[Extracted data entries]
* * * * *
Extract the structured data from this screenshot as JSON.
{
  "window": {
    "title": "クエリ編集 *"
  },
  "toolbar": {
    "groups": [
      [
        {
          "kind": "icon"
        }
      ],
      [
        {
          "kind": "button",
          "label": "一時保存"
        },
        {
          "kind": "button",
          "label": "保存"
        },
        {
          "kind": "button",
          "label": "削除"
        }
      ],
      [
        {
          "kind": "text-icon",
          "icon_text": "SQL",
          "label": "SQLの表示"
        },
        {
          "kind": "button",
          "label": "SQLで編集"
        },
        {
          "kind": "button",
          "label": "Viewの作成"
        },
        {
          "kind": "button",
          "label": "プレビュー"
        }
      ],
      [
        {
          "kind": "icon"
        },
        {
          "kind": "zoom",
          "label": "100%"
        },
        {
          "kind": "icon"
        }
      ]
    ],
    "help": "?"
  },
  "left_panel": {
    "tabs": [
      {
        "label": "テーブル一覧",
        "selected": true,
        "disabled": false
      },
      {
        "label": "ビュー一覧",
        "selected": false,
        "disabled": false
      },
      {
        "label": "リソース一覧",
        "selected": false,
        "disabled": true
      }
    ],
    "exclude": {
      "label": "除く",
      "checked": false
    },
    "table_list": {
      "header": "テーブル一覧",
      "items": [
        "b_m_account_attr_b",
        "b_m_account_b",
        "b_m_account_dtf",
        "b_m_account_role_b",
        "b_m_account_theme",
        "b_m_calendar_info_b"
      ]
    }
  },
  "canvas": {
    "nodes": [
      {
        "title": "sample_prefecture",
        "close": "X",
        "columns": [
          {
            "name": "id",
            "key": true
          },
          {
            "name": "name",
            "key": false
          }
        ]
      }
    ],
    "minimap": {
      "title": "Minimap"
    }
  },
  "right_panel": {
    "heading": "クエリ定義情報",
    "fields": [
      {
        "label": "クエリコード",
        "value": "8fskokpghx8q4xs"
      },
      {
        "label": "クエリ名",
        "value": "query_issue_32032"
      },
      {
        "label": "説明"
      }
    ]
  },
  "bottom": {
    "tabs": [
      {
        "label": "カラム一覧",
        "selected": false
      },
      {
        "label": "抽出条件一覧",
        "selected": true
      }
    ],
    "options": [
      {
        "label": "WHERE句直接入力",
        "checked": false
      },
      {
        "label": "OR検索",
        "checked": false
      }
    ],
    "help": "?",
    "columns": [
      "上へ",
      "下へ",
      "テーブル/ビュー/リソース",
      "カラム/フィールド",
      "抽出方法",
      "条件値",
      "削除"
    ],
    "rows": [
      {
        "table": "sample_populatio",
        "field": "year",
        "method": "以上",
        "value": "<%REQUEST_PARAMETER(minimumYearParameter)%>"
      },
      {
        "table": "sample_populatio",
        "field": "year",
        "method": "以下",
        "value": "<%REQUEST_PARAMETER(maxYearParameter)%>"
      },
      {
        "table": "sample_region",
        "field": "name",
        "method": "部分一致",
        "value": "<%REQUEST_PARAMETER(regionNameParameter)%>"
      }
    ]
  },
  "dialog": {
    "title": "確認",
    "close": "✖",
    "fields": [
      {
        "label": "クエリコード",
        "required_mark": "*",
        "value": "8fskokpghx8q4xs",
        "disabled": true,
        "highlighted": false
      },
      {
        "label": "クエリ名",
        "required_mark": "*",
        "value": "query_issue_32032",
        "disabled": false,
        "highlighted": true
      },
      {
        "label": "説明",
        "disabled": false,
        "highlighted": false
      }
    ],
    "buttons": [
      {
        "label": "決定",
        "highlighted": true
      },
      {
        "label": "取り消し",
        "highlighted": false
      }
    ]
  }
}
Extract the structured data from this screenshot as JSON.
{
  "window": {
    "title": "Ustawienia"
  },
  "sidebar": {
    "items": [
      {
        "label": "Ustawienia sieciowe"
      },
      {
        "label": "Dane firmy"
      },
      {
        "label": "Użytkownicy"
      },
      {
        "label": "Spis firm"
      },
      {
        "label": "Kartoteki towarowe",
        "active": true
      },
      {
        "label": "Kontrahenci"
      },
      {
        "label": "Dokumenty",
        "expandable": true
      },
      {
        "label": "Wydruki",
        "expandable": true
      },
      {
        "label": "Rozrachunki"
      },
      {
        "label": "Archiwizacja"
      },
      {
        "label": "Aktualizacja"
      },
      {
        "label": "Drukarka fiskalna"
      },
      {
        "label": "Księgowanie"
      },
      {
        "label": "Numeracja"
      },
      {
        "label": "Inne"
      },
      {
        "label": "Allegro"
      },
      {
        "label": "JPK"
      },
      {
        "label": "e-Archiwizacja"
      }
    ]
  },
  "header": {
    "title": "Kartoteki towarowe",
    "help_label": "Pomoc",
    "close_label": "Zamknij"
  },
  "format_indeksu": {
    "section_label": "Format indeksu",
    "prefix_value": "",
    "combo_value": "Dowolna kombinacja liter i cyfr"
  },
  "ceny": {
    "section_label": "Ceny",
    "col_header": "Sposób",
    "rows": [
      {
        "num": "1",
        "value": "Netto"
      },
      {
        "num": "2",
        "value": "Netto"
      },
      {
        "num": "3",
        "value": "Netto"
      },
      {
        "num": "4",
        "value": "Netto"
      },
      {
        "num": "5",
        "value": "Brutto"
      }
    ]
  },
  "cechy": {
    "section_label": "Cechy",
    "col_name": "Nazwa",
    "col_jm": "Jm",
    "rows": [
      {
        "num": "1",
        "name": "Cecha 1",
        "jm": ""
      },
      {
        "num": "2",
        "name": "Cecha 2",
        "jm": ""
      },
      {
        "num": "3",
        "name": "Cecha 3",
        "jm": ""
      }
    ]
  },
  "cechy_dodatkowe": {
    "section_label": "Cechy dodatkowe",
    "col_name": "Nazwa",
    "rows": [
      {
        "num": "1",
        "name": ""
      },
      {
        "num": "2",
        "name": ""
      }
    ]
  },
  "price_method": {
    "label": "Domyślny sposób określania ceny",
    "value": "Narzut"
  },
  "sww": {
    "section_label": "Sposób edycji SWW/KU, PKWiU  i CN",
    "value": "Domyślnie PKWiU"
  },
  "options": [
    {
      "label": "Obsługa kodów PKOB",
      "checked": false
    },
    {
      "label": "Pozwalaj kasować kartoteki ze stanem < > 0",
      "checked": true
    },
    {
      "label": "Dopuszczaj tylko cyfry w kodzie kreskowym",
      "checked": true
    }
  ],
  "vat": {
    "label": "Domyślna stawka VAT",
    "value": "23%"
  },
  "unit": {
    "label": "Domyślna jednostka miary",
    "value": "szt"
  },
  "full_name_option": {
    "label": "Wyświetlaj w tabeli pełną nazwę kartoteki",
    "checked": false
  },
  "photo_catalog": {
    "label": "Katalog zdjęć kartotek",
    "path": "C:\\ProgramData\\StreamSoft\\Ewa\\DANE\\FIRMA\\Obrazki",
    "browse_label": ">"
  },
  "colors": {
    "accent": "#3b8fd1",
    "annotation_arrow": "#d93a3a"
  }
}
* * * * *
▶ [What is required] Reproduce the complete data exactly as presented above.

▶ [Reply to the task]
Extract the structured data from this screenshot as JSON.
{
  "window": {
    "title": "クエリ編集 *"
  },
  "toolbar": {
    "groups": [
      [
        {
          "kind": "icon"
        }
      ],
      [
        {
          "kind": "button",
          "label": "一時保存"
        },
        {
          "kind": "button",
          "label": "保存"
        },
        {
          "kind": "button",
          "label": "削除"
        }
      ],
      [
        {
          "kind": "text-icon",
          "icon_text": "SQL",
          "label": "SQLの表示"
        },
        {
          "kind": "button",
          "label": "SQLで編集"
        },
        {
          "kind": "button",
          "label": "Viewの作成"
        },
        {
          "kind": "button",
          "label": "プレビュー"
        }
      ],
      [
        {
          "kind": "icon"
        },
        {
          "kind": "zoom",
          "label": "100%"
        },
        {
          "kind": "icon"
        }
      ]
    ],
    "help": "?"
  },
  "left_panel": {
    "tabs": [
      {
        "label": "テーブル一覧",
        "selected": true,
        "disabled": false
      },
      {
        "label": "ビュー一覧",
        "selected": false,
        "disabled": false
      },
      {
        "label": "リソース一覧",
        "selected": false,
        "disabled": true
      }
    ],
    "exclude": {
      "label": "除く",
      "checked": false
    },
    "table_list": {
      "header": "テーブル一覧",
      "items": [
        "b_m_account_attr_b",
        "b_m_account_b",
        "b_m_account_dtf",
        "b_m_account_role_b",
        "b_m_account_theme",
        "b_m_calendar_info_b"
      ]
    }
  },
  "canvas": {
    "nodes": [
      {
        "title": "sample_prefecture",
        "close": "X",
        "columns": [
          {
            "name": "id",
            "key": true
          },
          {
            "name": "name",
            "key": false
          }
        ]
      }
    ],
    "minimap": {
      "title": "Minimap"
    }
  },
  "right_panel": {
    "heading": "クエリ定義情報",
    "fields": [
      {
        "label": "クエリコード",
        "value": "8fskokpghx8q4xs"
      },
      {
        "label": "クエリ名",
        "value": "query_issue_32032"
      },
      {
        "label": "説明"
      }
    ]
  },
  "bottom": {
    "tabs": [
      {
        "label": "カラム一覧",
        "selected": false
      },
      {
        "label": "抽出条件一覧",
        "selected": true
      }
    ],
    "options": [
      {
        "label": "WHERE句直接入力",
        "checked": false
      },
      {
        "label": "OR検索",
        "checked": false
      }
    ],
    "help": "?",
    "columns": [
      "上へ",
      "下へ",
      "テーブル/ビュー/リソース",
      "カラム/フィールド",
      "抽出方法",
      "条件値",
      "削除"
    ],
    "rows": [
      {
        "table": "sample_populatio",
        "field": "year",
        "method": "以上",
        "value": "<%REQUEST_PARAMETER(minimumYearParameter)%>"
      },
      {
        "table": "sample_populatio",
        "field": "year",
        "method": "以下",
        "value": "<%REQUEST_PARAMETER(maxYearParameter)%>"
      },
      {
        "table": "sample_region",
        "field": "name",
        "method": "部分一致",
        "value": "<%REQUEST_PARAMETER(regionNameParameter)%>"
      }
    ]
  },
  "dialog": {
    "title": "確認",
    "close": "✖",
    "fields": [
      {
        "label": "クエリコード",
        "required_mark": "*",
        "value": "8fskokpghx8q4xs",
        "disabled": true,
        "highlighted": false
      },
      {
        "label": "クエリ名",
        "required_mark": "*",
        "value": "query_issue_32032",
        "disabled": false,
        "highlighted": true
      },
      {
        "label": "説明",
        "disabled": false,
        "highlighted": false
      }
    ],
    "buttons": [
      {
        "label": "決定",
        "highlighted": true
      },
      {
        "label": "取り消し",
        "highlighted": false
      }
    ]
  }
}
Extract the structured data from this screenshot as JSON.
{
  "window": {
    "title": "Ustawienia"
  },
  "sidebar": {
    "items": [
      {
        "label": "Ustawienia sieciowe"
      },
      {
        "label": "Dane firmy"
      },
      {
        "label": "Użytkownicy"
      },
      {
        "label": "Spis firm"
      },
      {
        "label": "Kartoteki towarowe",
        "active": true
      },
      {
        "label": "Kontrahenci"
      },
      {
        "label": "Dokumenty",
        "expandable": true
      },
      {
        "label": "Wydruki",
        "expandable": true
      },
      {
        "label": "Rozrachunki"
      },
      {
        "label": "Archiwizacja"
      },
      {
        "label": "Aktualizacja"
      },
      {
        "label": "Drukarka fiskalna"
      },
      {
        "label": "Księgowanie"
      },
      {
        "label": "Numeracja"
      },
      {
        "label": "Inne"
      },
      {
        "label": "Allegro"
      },
      {
        "label": "JPK"
      },
      {
        "label": "e-Archiwizacja"
      }
    ]
  },
  "header": {
    "title": "Kartoteki towarowe",
    "help_label": "Pomoc",
    "close_label": "Zamknij"
  },
  "format_indeksu": {
    "section_label": "Format indeksu",
    "prefix_value": "",
    "combo_value": "Dowolna kombinacja liter i cyfr"
  },
  "ceny": {
    "section_label": "Ceny",
    "col_header": "Sposób",
    "rows": [
      {
        "num": "1",
        "value": "Netto"
      },
      {
        "num": "2",
        "value": "Netto"
      },
      {
        "num": "3",
        "value": "Netto"
      },
      {
        "num": "4",
        "value": "Netto"
      },
      {
        "num": "5",
        "value": "Brutto"
      }
    ]
  },
  "cechy": {
    "section_label": "Cechy",
    "col_name": "Nazwa",
    "col_jm": "Jm",
    "rows": [
      {
        "num": "1",
        "name": "Cecha 1",
        "jm": ""
      },
      {
        "num": "2",
        "name": "Cecha 2",
        "jm": ""
      },
      {
        "num": "3",
        "name": "Cecha 3",
        "jm": ""
      }
    ]
  },
  "cechy_dodatkowe": {
    "section_label": "Cechy dodatkowe",
    "col_name": "Nazwa",
    "rows": [
      {
        "num": "1",
        "name": ""
      },
      {
        "num": "2",
        "name": ""
      }
    ]
  },
  "price_method": {
    "label": "Domyślny sposób określania ceny",
    "value": "Narzut"
  },
  "sww": {
    "section_label": "Sposób edycji SWW/KU, PKWiU  i CN",
    "value": "Domyślnie PKWiU"
  },
  "options": [
    {
      "label": "Obsługa kodów PKOB",
      "checked": false
    },
    {
      "label": "Pozwalaj kasować kartoteki ze stanem < > 0",
      "checked": true
    },
    {
      "label": "Dopuszczaj tylko cyfry w kodzie kreskowym",
      "checked": true
    }
  ],
  "vat": {
    "label": "Domyślna stawka VAT",
    "value": "23%"
  },
  "unit": {
    "label": "Domyślna jednostka miary",
    "value": "szt"
  },
  "full_name_option": {
    "label": "Wyświetlaj w tabeli pełną nazwę kartoteki",
    "checked": false
  },
  "photo_catalog": {
    "label": "Katalog zdjęć kartotek",
    "path": "C:\\ProgramData\\StreamSoft\\Ewa\\DANE\\FIRMA\\Obrazki",
    "browse_label": ">"
  },
  "colors": {
    "accent": "#3b8fd1",
    "annotation_arrow": "#d93a3a"
  }
}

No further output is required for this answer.